Figure content listings
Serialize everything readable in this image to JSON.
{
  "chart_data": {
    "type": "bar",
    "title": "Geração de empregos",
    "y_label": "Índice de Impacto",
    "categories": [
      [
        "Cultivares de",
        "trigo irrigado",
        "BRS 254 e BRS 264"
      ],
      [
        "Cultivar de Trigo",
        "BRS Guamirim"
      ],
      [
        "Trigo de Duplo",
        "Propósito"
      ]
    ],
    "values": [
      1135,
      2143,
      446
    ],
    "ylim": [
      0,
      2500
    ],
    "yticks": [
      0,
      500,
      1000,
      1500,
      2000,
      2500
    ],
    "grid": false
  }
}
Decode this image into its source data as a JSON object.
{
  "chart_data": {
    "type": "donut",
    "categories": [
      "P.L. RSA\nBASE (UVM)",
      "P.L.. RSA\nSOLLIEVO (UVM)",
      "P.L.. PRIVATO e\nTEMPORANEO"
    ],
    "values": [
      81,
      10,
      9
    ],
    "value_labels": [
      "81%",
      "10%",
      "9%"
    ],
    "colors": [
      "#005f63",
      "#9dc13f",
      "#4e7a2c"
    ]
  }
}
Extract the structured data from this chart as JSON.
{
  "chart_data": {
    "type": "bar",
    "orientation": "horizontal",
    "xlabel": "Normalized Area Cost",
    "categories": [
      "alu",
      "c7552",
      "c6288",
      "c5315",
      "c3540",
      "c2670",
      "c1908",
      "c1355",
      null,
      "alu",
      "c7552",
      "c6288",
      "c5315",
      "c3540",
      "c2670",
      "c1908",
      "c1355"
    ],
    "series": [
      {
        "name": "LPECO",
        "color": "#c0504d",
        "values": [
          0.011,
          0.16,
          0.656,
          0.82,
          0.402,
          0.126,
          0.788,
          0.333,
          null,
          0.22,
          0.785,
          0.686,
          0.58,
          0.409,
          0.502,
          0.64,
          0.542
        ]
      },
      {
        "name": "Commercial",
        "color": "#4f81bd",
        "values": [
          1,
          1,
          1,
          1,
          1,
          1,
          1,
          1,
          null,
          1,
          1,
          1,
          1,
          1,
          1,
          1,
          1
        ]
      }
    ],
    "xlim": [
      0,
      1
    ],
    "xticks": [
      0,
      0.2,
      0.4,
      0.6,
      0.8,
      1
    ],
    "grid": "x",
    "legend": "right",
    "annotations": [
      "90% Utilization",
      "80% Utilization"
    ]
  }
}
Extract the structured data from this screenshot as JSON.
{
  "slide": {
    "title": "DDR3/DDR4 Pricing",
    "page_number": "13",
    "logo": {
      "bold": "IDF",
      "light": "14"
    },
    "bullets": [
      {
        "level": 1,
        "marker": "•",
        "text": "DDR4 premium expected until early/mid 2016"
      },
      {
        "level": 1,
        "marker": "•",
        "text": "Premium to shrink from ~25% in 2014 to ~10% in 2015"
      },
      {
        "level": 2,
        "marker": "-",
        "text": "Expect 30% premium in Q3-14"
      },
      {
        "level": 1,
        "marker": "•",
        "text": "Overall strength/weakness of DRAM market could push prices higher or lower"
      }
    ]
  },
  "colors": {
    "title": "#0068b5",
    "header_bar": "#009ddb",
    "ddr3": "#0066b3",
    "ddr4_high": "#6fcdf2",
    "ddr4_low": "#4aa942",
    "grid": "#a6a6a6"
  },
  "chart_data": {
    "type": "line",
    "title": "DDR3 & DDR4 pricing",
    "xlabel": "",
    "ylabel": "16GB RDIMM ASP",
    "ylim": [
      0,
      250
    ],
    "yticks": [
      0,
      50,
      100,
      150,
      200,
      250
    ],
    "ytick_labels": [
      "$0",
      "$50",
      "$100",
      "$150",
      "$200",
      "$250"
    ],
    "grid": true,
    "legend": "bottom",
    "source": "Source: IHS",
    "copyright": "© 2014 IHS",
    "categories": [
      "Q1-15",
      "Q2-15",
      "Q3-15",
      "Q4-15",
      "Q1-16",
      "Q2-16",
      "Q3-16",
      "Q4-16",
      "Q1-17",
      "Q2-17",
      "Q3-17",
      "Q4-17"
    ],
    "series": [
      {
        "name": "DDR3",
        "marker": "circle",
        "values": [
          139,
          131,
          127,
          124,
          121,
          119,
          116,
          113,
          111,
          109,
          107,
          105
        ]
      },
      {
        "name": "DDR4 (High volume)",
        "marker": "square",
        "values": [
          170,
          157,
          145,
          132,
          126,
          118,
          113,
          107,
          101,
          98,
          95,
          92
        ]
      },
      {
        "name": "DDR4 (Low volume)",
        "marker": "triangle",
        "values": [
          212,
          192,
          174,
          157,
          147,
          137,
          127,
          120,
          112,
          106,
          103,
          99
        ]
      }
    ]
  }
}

- TASK GOAL: Type the material above out again, exactly.

- RESULT OF THE TASK:
Serialize everything readable in this image to JSON.
{
  "chart_data": {
    "type": "bar",
    "title": "Geração de empregos",
    "y_label": "Índice de Impacto",
    "categories": [
      [
        "Cultivares de",
        "trigo irrigado",
        "BRS 254 e BRS 264"
      ],
      [
        "Cultivar de Trigo",
        "BRS Guamirim"
      ],
      [
        "Trigo de Duplo",
        "Propósito"
      ]
    ],
    "values": [
      1135,
      2143,
      446
    ],
    "ylim": [
      0,
      2500
    ],
    "yticks": [
      0,
      500,
      1000,
      1500,
      2000,
      2500
    ],
    "grid": false
  }
}
Decode this image into its source data as a JSON object.
{
  "chart_data": {
    "type": "donut",
    "categories": [
      "P.L. RSA\nBASE (UVM)",
      "P.L.. RSA\nSOLLIEVO (UVM)",
      "P.L.. PRIVATO e\nTEMPORANEO"
    ],
    "values": [
      81,
      10,
      9
    ],
    "value_labels": [
      "81%",
      "10%",
      "9%"
    ],
    "colors": [
      "#005f63",
      "#9dc13f",
      "#4e7a2c"
    ]
  }
}
Extract the structured data from this chart as JSON.
{
  "chart_data": {
    "type": "bar",
    "orientation": "horizontal",
    "xlabel": "Normalized Area Cost",
    "categories": [
      "alu",
      "c7552",
      "c6288",
      "c5315",
      "c3540",
      "c2670",
      "c1908",
      "c1355",
      null,
      "alu",
      "c7552",
      "c6288",
      "c5315",
      "c3540",
      "c2670",
      "c1908",
      "c1355"
    ],
    "series": [
      {
        "name": "LPECO",
        "color": "#c0504d",
        "values": [
          0.011,
          0.16,
          0.656,
          0.82,
          0.402,
          0.126,
          0.788,
          0.333,
          null,
          0.22,
          0.785,
          0.686,
          0.58,
          0.409,
          0.502,
          0.64,
          0.542
        ]
      },
      {
        "name": "Commercial",
        "color": "#4f81bd",
        "values": [
          1,
          1,
          1,
          1,
          1,
          1,
          1,
          1,
          null,
          1,
          1,
          1,
          1,
          1,
          1,
          1,
          1
        ]
      }
    ],
    "xlim": [
      0,
      1
    ],
    "xticks": [
      0,
      0.2,
      0.4,
      0.6,
      0.8,
      1
    ],
    "grid": "x",
    "legend": "right",
    "annotations": [
      "90% Utilization",
      "80% Utilization"
    ]
  }
}
Extract the structured data from this screenshot as JSON.
{
  "slide": {
    "title": "DDR3/DDR4 Pricing",
    "page_number": "13",
    "logo": {
      "bold": "IDF",
      "light": "14"
    },
    "bullets": [
      {
        "level": 1,
        "marker": "•",
        "text": "DDR4 premium expected until early/mid 2016"
      },
      {
        "level": 1,
        "marker": "•",
        "text": "Premium to shrink from ~25% in 2014 to ~10% in 2015"
      },
      {
        "level": 2,
        "marker": "-",
        "text": "Expect 30% premium in Q3-14"
      },
      {
        "level": 1,
        "marker": "•",
        "text": "Overall strength/weakness of DRAM market could push prices higher or lower"
      }
    ]
  },
  "colors": {
    "title": "#0068b5",
    "header_bar": "#009ddb",
    "ddr3": "#0066b3",
    "ddr4_high": "#6fcdf2",
    "ddr4_low": "#4aa942",
    "grid": "#a6a6a6"
  },
  "chart_data": {
    "type": "line",
    "title": "DDR3 & DDR4 pricing",
    "xlabel": "",
    "ylabel": "16GB RDIMM ASP",
    "ylim": [
      0,
      250
    ],
    "yticks": [
      0,
      50,
      100,
      150,
      200,
      250
    ],
    "ytick_labels": [
      "$0",
      "$50",
      "$100",
      "$150",
      "$200",
      "$250"
    ],
    "grid": true,
    "legend": "bottom",
    "source": "Source: IHS",
    "copyright": "© 2014 IHS",
    "categories": [
      "Q1-15",
      "Q2-15",
      "Q3-15",
      "Q4-15",
      "Q1-16",
      "Q2-16",
      "Q3-16",
      "Q4-16",
      "Q1-17",
      "Q2-17",
      "Q3-17",
      "Q4-17"
    ],
    "series": [
      {
        "name": "DDR3",
        "marker": "circle",
        "values": [
          139,
          131,
          127,
          124,
          121,
          119,
          116,
          113,
          111,
          109,
          107,
          105
        ]
      },
      {
        "name": "DDR4 (High volume)",
        "marker": "square",
        "values": [
          170,
          157,
          145,
          132,
          126,
          118,
          113,
          107,
          101,
          98,
          95,
          92
        ]
      },
      {
        "name": "DDR4 (Low volume)",
        "marker": "triangle",
        "values": [
          212,
          192,
          174,
          157,
          147,
          137,
          127,
          120,
          112,
          106,
          103,
          99
        ]
      }
    ]
  }
}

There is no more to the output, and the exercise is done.